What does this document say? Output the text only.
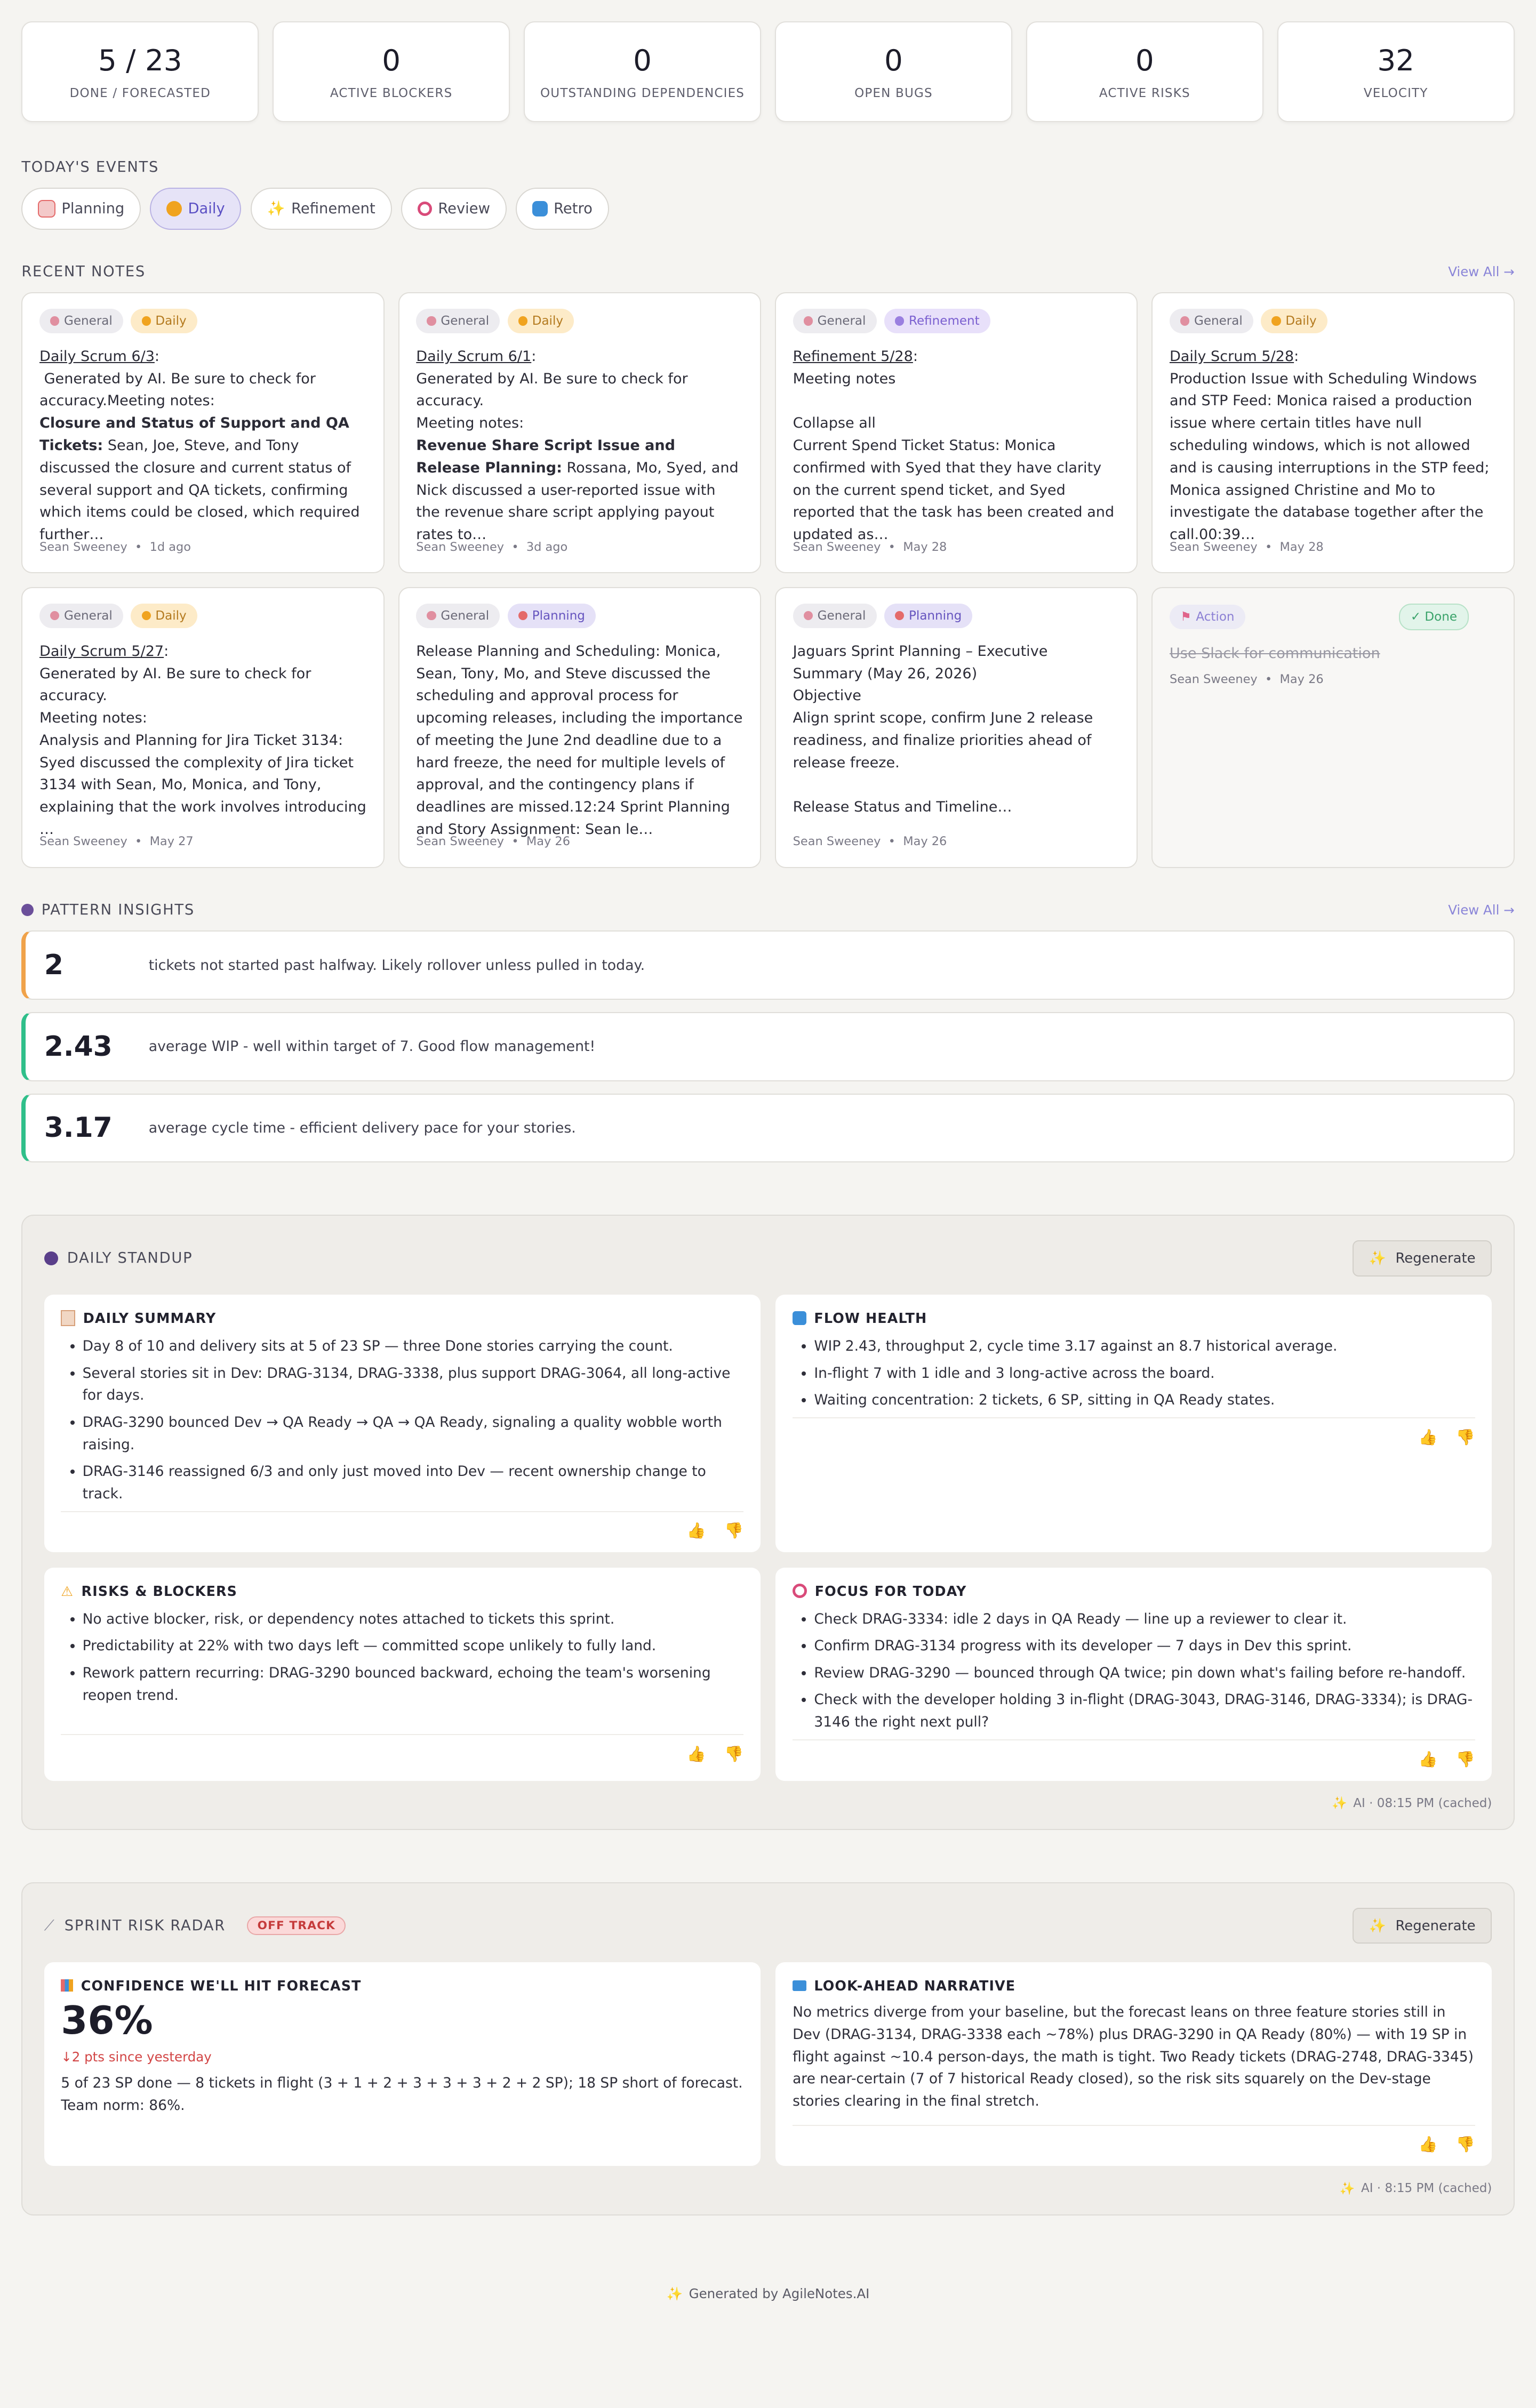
5 / 23
DONE / FORECASTED
0
ACTIVE BLOCKERS
0
OUTSTANDING DEPENDENCIES
0
OPEN BUGS
0
ACTIVE RISKS
32
VELOCITY
TODAY'S EVENTS
Planning	Daily	✨ Refinement	Review	Retro
RECENT NOTES	View All →
General	Daily
Daily Scrum 6/3:
Generated by AI. Be sure to check for accuracy.Meeting notes:
Closure and Status of Support and QA Tickets: Sean, Joe, Steve, and Tony discussed the closure and current status of several support and QA tickets, confirming which items could be closed, which required further…
Sean Sweeney  •  1d ago
General	Daily
Daily Scrum 6/1:
Generated by AI. Be sure to check for accuracy.
Meeting notes:
Revenue Share Script Issue and Release Planning: Rossana, Mo, Syed, and Nick discussed a user-reported issue with the revenue share script applying payout rates to…
Sean Sweeney  •  3d ago
General	Refinement
Refinement 5/28:
Meeting notes

Collapse all
Current Spend Ticket Status: Monica confirmed with Syed that they have clarity on the current spend ticket, and Syed reported that the task has been created and updated as…
Sean Sweeney  •  May 28
General	Daily
Daily Scrum 5/28:
Production Issue with Scheduling Windows and STP Feed: Monica raised a production issue where certain titles have null scheduling windows, which is not allowed and is causing interruptions in the STP feed; Monica assigned Christine and Mo to investigate the database together after the call.00:39…
Sean Sweeney  •  May 28
General	Daily
Daily Scrum 5/27:
Generated by AI. Be sure to check for accuracy.
Meeting notes:
Analysis and Planning for Jira Ticket 3134: Syed discussed the complexity of Jira ticket 3134 with Sean, Mo, Monica, and Tony, explaining that the work involves introducing …
Sean Sweeney  •  May 27
General	Planning
Release Planning and Scheduling: Monica, Sean, Tony, Mo, and Steve discussed the scheduling and approval process for upcoming releases, including the importance of meeting the June 2nd deadline due to a hard freeze, the need for multiple levels of approval, and the contingency plans if deadlines are missed.12:24 Sprint Planning and Story Assignment: Sean le…
Sean Sweeney  •  May 26
General	Planning
Jaguars Sprint Planning – Executive Summary (May 26, 2026)
Objective
Align sprint scope, confirm June 2 release readiness, and finalize priorities ahead of release freeze.

Release Status and Timeline…
Sean Sweeney  •  May 26
⚑ Action	✓ Done
Use Slack for communication
Sean Sweeney  •  May 26
PATTERN INSIGHTS	View All →
2	tickets not started past halfway. Likely rollover unless pulled in today.
2.43	average WIP - well within target of 7. Good flow management!
3.17	average cycle time - efficient delivery pace for your stories.
DAILY STANDUP	✨ Regenerate
DAILY SUMMARY
• Day 8 of 10 and delivery sits at 5 of 23 SP — three Done stories carrying the count.
• Several stories sit in Dev: DRAG-3134, DRAG-3338, plus support DRAG-3064, all long-active for days.
• DRAG-3290 bounced Dev → QA Ready → QA → QA Ready, signaling a quality wobble worth raising.
• DRAG-3146 reassigned 6/3 and only just moved into Dev — recent ownership change to track.
👍	👎
FLOW HEALTH
• WIP 2.43, throughput 2, cycle time 3.17 against an 8.7 historical average.
• In-flight 7 with 1 idle and 3 long-active across the board.
• Waiting concentration: 2 tickets, 6 SP, sitting in QA Ready states.
👍	👎
⚠ RISKS & BLOCKERS
• No active blocker, risk, or dependency notes attached to tickets this sprint.
• Predictability at 22% with two days left — committed scope unlikely to fully land.
• Rework pattern recurring: DRAG-3290 bounced backward, echoing the team's worsening reopen trend.
👍	👎
FOCUS FOR TODAY
• Check DRAG-3334: idle 2 days in QA Ready — line up a reviewer to clear it.
• Confirm DRAG-3134 progress with its developer — 7 days in Dev this sprint.
• Review DRAG-3290 — bounced through QA twice; pin down what's failing before re-handoff.
• Check with the developer holding 3 in-flight (DRAG-3043, DRAG-3146, DRAG-3334); is DRAG-3146 the right next pull?
👍	👎
✨ AI · 08:15 PM (cached)
⟋ SPRINT RISK RADAR	OFF TRACK	✨ Regenerate
CONFIDENCE WE'LL HIT FORECAST
36%
↓2 pts since yesterday
5 of 23 SP done — 8 tickets in flight (3 + 1 + 2 + 3 + 3 + 3 + 2 + 2 SP); 18 SP short of forecast. Team norm: 86%.
LOOK-AHEAD NARRATIVE
No metrics diverge from your baseline, but the forecast leans on three feature stories still in Dev (DRAG-3134, DRAG-3338 each ~78%) plus DRAG-3290 in QA Ready (80%) — with 19 SP in flight against ~10.4 person-days, the math is tight. Two Ready tickets (DRAG-2748, DRAG-3345) are near-certain (7 of 7 historical Ready closed), so the risk sits squarely on the Dev-stage stories clearing in the final stretch.
👍	👎
✨ AI · 8:15 PM (cached)
✨ Generated by AgileNotes.AI
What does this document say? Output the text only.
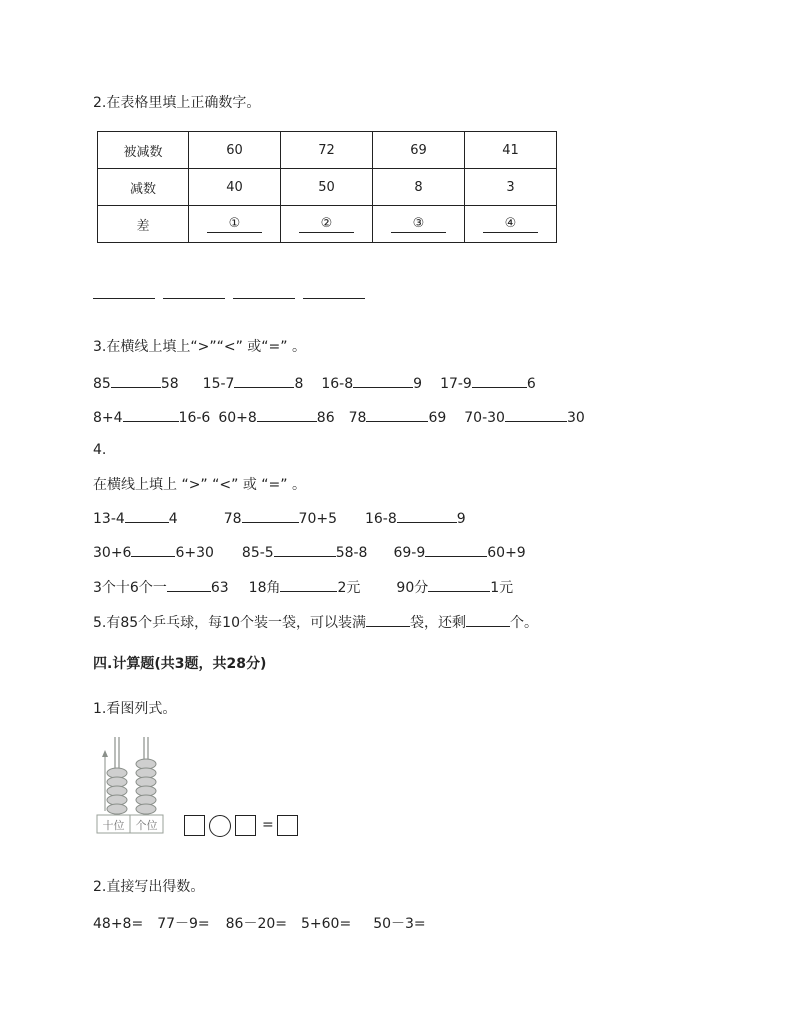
2.在表格里填上正确数字。
被减数	60	72	69	41
减数	40	50	8	3
差	①	②	③	④
3.在横线上填上“>”“<” 或“=” 。
85	58 15-7	8 16-8	9 17-9	6
8+4	16-6 60+8	86 78	69 70-30	30
4.
在横线上填上 “>” “<” 或 “=” 。
13-4	4	78	70+5 16-8	9
30+6	6+30 85-5	58-8 69-9	60+9
3个十6个一	63 18角	2元	90分	1元
5.有85个乒乓球，每10个装一袋，可以装满	袋，还剩	个。
四.计算题(共3题，共28分)
1.看图列式。
十位	个位	=
2.直接写出得数。
48+8= 77－9= 86－20= 5+60= 50－3=
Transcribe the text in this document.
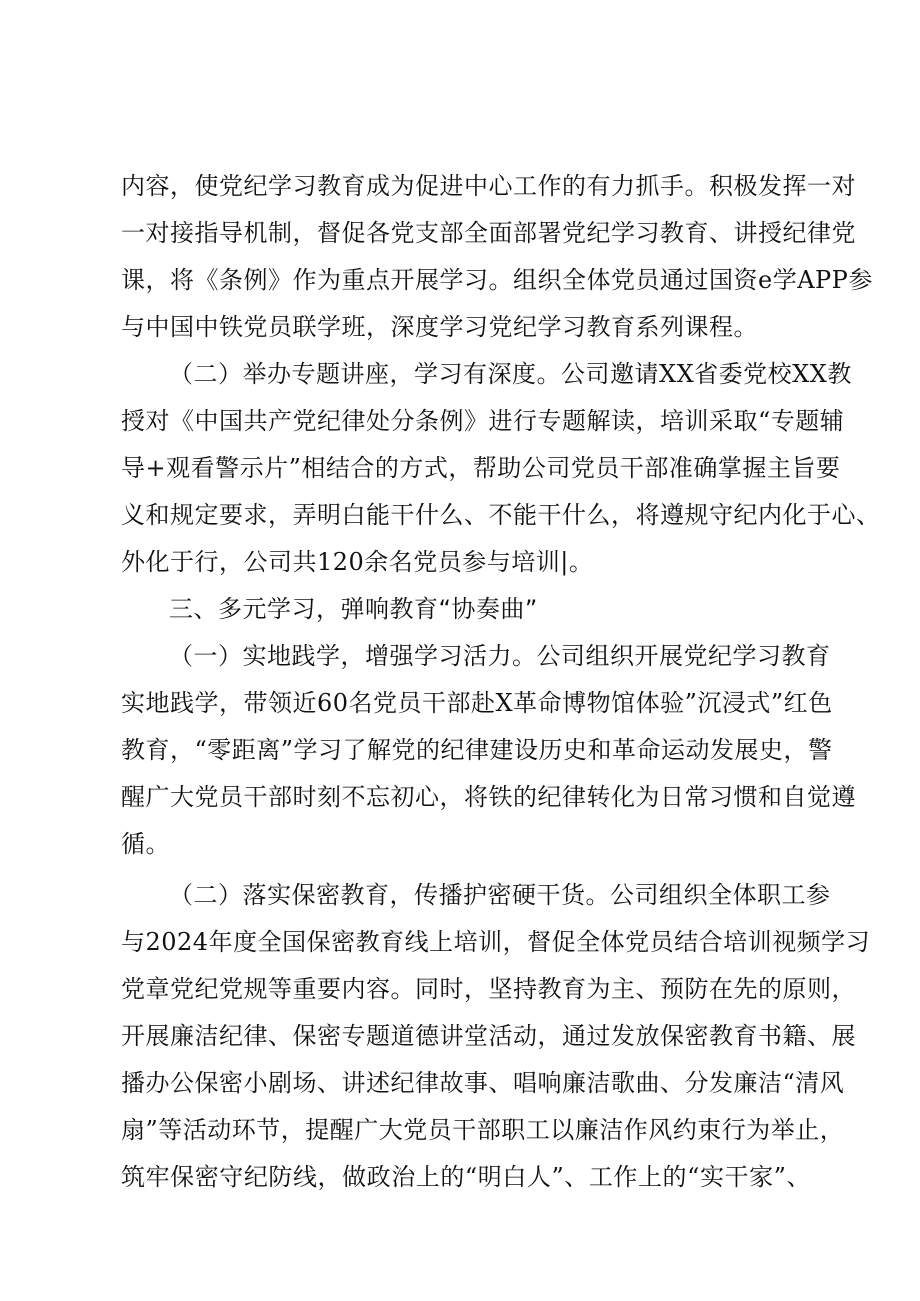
内容，使党纪学习教育成为促进中心工作的有力抓手。积极发挥一对
一对接指导机制，督促各党支部全面部署党纪学习教育、讲授纪律党
课，将《条例》作为重点开展学习。组织全体党员通过国资e学APP参
与中国中铁党员联学班，深度学习党纪学习教育系列课程。
（二）举办专题讲座，学习有深度。公司邀请XX省委党校XX教
授对《中国共产党纪律处分条例》进行专题解读，培训采取“专题辅
导+观看警示片”相结合的方式，帮助公司党员干部准确掌握主旨要
义和规定要求，弄明白能干什么、不能干什么，将遵规守纪内化于心、
外化于行，公司共120余名党员参与培训|。
三、多元学习，弹响教育“协奏曲”
（一）实地践学，增强学习活力。公司组织开展党纪学习教育
实地践学，带领近60名党员干部赴X革命博物馆体验”沉浸式”红色
教育，“零距离”学习了解党的纪律建设历史和革命运动发展史，警
醒广大党员干部时刻不忘初心，将铁的纪律转化为日常习惯和自觉遵
循。
（二）落实保密教育，传播护密硬干货。公司组织全体职工参
与2024年度全国保密教育线上培训，督促全体党员结合培训视频学习
党章党纪党规等重要内容。同时，坚持教育为主、预防在先的原则，
开展廉洁纪律、保密专题道德讲堂活动，通过发放保密教育书籍、展
播办公保密小剧场、讲述纪律故事、唱响廉洁歌曲、分发廉洁“清风
扇”等活动环节，提醒广大党员干部职工以廉洁作风约束行为举止，
筑牢保密守纪防线，做政治上的“明白人”、工作上的“实干家”、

#### Set problem:
Can you repeat every record above exactly, apart from the pictures?

#### Result below:
What does this document say? Output the text only.
5 / 23
DONE / FORECASTED
0
ACTIVE BLOCKERS
0
OUTSTANDING DEPENDENCIES
0
OPEN BUGS
0
ACTIVE RISKS
32
VELOCITY
TODAY'S EVENTS
Planning	Daily	✨ Refinement	Review	Retro
RECENT NOTES	View All →
General	Daily
Daily Scrum 6/3:
Generated by AI. Be sure to check for accuracy.Meeting notes:
Closure and Status of Support and QA Tickets: Sean, Joe, Steve, and Tony discussed the closure and current status of several support and QA tickets, confirming which items could be closed, which required further…
Sean Sweeney  •  1d ago
General	Daily
Daily Scrum 6/1:
Generated by AI. Be sure to check for accuracy.
Meeting notes:
Revenue Share Script Issue and Release Planning: Rossana, Mo, Syed, and Nick discussed a user-reported issue with the revenue share script applying payout rates to…
Sean Sweeney  •  3d ago
General	Refinement
Refinement 5/28:
Meeting notes

Collapse all
Current Spend Ticket Status: Monica confirmed with Syed that they have clarity on the current spend ticket, and Syed reported that the task has been created and updated as…
Sean Sweeney  •  May 28
General	Daily
Daily Scrum 5/28:
Production Issue with Scheduling Windows and STP Feed: Monica raised a production issue where certain titles have null scheduling windows, which is not allowed and is causing interruptions in the STP feed; Monica assigned Christine and Mo to investigate the database together after the call.00:39…
Sean Sweeney  •  May 28
General	Daily
Daily Scrum 5/27:
Generated by AI. Be sure to check for accuracy.
Meeting notes:
Analysis and Planning for Jira Ticket 3134: Syed discussed the complexity of Jira ticket 3134 with Sean, Mo, Monica, and Tony, explaining that the work involves introducing …
Sean Sweeney  •  May 27
General	Planning
Release Planning and Scheduling: Monica, Sean, Tony, Mo, and Steve discussed the scheduling and approval process for upcoming releases, including the importance of meeting the June 2nd deadline due to a hard freeze, the need for multiple levels of approval, and the contingency plans if deadlines are missed.12:24 Sprint Planning and Story Assignment: Sean le…
Sean Sweeney  •  May 26
General	Planning
Jaguars Sprint Planning – Executive Summary (May 26, 2026)
Objective
Align sprint scope, confirm June 2 release readiness, and finalize priorities ahead of release freeze.

Release Status and Timeline…
Sean Sweeney  •  May 26
⚑ Action	✓ Done
Use Slack for communication
Sean Sweeney  •  May 26
PATTERN INSIGHTS	View All →
2	tickets not started past halfway. Likely rollover unless pulled in today.
2.43	average WIP - well within target of 7. Good flow management!
3.17	average cycle time - efficient delivery pace for your stories.
DAILY STANDUP	✨ Regenerate
DAILY SUMMARY
• Day 8 of 10 and delivery sits at 5 of 23 SP — three Done stories carrying the count.
• Several stories sit in Dev: DRAG-3134, DRAG-3338, plus support DRAG-3064, all long-active for days.
• DRAG-3290 bounced Dev → QA Ready → QA → QA Ready, signaling a quality wobble worth raising.
• DRAG-3146 reassigned 6/3 and only just moved into Dev — recent ownership change to track.
👍	👎
FLOW HEALTH
• WIP 2.43, throughput 2, cycle time 3.17 against an 8.7 historical average.
• In-flight 7 with 1 idle and 3 long-active across the board.
• Waiting concentration: 2 tickets, 6 SP, sitting in QA Ready states.
👍	👎
⚠ RISKS & BLOCKERS
• No active blocker, risk, or dependency notes attached to tickets this sprint.
• Predictability at 22% with two days left — committed scope unlikely to fully land.
• Rework pattern recurring: DRAG-3290 bounced backward, echoing the team's worsening reopen trend.
👍	👎
FOCUS FOR TODAY
• Check DRAG-3334: idle 2 days in QA Ready — line up a reviewer to clear it.
• Confirm DRAG-3134 progress with its developer — 7 days in Dev this sprint.
• Review DRAG-3290 — bounced through QA twice; pin down what's failing before re-handoff.
• Check with the developer holding 3 in-flight (DRAG-3043, DRAG-3146, DRAG-3334); is DRAG-3146 the right next pull?
👍	👎
✨ AI · 08:15 PM (cached)
⟋ SPRINT RISK RADAR	OFF TRACK	✨ Regenerate
CONFIDENCE WE'LL HIT FORECAST
36%
↓2 pts since yesterday
5 of 23 SP done — 8 tickets in flight (3 + 1 + 2 + 3 + 3 + 3 + 2 + 2 SP); 18 SP short of forecast. Team norm: 86%.
LOOK-AHEAD NARRATIVE
No metrics diverge from your baseline, but the forecast leans on three feature stories still in Dev (DRAG-3134, DRAG-3338 each ~78%) plus DRAG-3290 in QA Ready (80%) — with 19 SP in flight against ~10.4 person-days, the math is tight. Two Ready tickets (DRAG-2748, DRAG-3345) are near-certain (7 of 7 historical Ready closed), so the risk sits squarely on the Dev-stage stories clearing in the final stretch.
👍	👎
✨ AI · 8:15 PM (cached)
✨ Generated by AgileNotes.AI
What does this document say? Output the text only.
2.在表格里填上正确数字。
被减数	60	72	69	41
减数	40	50	8	3
差	①	②	③	④
3.在横线上填上“>”“<” 或“=” 。
85	58 15-7	8 16-8	9 17-9	6
8+4	16-6 60+8	86 78	69 70-30	30
4.
在横线上填上 “>” “<” 或 “=” 。
13-4	4	78	70+5 16-8	9
30+6	6+30 85-5	58-8 69-9	60+9
3个十6个一	63 18角	2元	90分	1元
5.有85个乒乓球，每10个装一袋，可以装满	袋，还剩	个。
四.计算题(共3题，共28分)
1.看图列式。
十位	个位	=
2.直接写出得数。
48+8= 77－9= 86－20= 5+60= 50－3=
Transcribe the text in this document.
内容，使党纪学习教育成为促进中心工作的有力抓手。积极发挥一对
一对接指导机制，督促各党支部全面部署党纪学习教育、讲授纪律党
课，将《条例》作为重点开展学习。组织全体党员通过国资e学APP参
与中国中铁党员联学班，深度学习党纪学习教育系列课程。
（二）举办专题讲座，学习有深度。公司邀请XX省委党校XX教
授对《中国共产党纪律处分条例》进行专题解读，培训采取“专题辅
导+观看警示片”相结合的方式，帮助公司党员干部准确掌握主旨要
义和规定要求，弄明白能干什么、不能干什么，将遵规守纪内化于心、
外化于行，公司共120余名党员参与培训|。
三、多元学习，弹响教育“协奏曲”
（一）实地践学，增强学习活力。公司组织开展党纪学习教育
实地践学，带领近60名党员干部赴X革命博物馆体验”沉浸式”红色
教育，“零距离”学习了解党的纪律建设历史和革命运动发展史，警
醒广大党员干部时刻不忘初心，将铁的纪律转化为日常习惯和自觉遵
循。
（二）落实保密教育，传播护密硬干货。公司组织全体职工参
与2024年度全国保密教育线上培训，督促全体党员结合培训视频学习
党章党纪党规等重要内容。同时，坚持教育为主、预防在先的原则，
开展廉洁纪律、保密专题道德讲堂活动，通过发放保密教育书籍、展
播办公保密小剧场、讲述纪律故事、唱响廉洁歌曲、分发廉洁“清风
扇”等活动环节，提醒广大党员干部职工以廉洁作风约束行为举止，
筑牢保密守纪防线，做政治上的“明白人”、工作上的“实干家”、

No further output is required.